PROBLEM TO SOLVE -
Go through the material and pull out every line with the string "March" in it.

DATASET ENTRIES -
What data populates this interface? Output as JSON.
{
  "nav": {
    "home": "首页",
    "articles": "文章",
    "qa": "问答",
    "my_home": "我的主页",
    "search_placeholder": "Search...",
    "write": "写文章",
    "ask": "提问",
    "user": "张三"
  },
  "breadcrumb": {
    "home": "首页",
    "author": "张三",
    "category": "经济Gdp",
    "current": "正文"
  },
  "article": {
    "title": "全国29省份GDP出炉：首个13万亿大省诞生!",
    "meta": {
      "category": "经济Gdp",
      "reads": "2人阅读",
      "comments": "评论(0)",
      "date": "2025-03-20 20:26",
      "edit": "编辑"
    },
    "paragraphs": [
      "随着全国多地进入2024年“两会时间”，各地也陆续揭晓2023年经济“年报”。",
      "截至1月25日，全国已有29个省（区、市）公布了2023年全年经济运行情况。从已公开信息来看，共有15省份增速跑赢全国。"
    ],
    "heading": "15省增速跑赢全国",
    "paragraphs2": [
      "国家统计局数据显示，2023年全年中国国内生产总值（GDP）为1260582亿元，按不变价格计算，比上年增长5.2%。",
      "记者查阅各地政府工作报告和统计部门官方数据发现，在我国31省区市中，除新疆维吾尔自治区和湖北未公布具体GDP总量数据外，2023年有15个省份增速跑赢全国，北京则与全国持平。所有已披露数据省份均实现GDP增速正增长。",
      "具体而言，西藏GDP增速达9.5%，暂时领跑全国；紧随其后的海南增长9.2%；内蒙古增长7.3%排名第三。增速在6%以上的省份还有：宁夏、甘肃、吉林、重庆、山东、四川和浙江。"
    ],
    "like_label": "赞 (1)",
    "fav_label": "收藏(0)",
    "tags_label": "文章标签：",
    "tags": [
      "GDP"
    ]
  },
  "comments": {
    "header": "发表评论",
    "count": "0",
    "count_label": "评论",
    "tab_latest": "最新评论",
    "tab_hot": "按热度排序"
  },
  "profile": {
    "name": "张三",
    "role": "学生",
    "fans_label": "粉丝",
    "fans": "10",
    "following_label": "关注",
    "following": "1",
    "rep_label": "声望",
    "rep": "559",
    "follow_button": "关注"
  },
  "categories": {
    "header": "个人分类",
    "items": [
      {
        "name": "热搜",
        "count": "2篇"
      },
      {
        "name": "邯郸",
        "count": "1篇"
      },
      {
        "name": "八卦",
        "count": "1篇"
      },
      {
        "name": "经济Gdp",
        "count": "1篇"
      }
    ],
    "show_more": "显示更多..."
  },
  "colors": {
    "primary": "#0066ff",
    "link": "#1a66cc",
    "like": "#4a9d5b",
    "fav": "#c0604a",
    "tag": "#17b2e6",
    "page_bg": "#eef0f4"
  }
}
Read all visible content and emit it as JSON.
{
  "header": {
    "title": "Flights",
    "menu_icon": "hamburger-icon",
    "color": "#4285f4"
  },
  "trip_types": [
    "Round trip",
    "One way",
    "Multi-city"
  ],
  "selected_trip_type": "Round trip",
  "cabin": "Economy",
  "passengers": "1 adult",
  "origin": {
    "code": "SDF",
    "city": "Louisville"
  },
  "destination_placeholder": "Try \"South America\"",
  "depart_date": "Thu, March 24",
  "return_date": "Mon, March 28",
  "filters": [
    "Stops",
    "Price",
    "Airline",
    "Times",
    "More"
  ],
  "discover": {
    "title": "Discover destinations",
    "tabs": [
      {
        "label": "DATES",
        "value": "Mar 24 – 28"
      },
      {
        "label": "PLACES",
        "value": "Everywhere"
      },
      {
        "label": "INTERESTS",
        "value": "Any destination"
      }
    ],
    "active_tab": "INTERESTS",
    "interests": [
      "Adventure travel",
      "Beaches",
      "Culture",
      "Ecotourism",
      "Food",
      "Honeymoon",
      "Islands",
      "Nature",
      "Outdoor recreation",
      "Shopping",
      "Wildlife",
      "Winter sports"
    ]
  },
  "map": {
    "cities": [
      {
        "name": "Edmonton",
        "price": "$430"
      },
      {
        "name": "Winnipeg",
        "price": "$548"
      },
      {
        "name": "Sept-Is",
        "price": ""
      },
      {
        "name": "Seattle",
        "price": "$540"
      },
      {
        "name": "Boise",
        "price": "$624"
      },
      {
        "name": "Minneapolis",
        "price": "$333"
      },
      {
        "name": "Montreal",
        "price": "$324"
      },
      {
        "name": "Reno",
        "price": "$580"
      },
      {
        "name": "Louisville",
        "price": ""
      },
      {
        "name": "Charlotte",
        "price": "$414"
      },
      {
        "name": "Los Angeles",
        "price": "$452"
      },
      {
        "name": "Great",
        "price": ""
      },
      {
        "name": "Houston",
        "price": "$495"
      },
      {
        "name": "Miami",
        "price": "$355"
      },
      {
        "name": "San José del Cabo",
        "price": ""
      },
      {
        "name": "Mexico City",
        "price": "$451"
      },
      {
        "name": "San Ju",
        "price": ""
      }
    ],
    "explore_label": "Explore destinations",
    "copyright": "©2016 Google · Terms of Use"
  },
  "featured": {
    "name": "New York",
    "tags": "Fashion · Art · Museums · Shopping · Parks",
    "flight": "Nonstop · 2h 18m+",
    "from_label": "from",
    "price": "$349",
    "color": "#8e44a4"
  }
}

IN RESPONSE -
  "depart_date": "Thu, March 24",
  "return_date": "Mon, March 28",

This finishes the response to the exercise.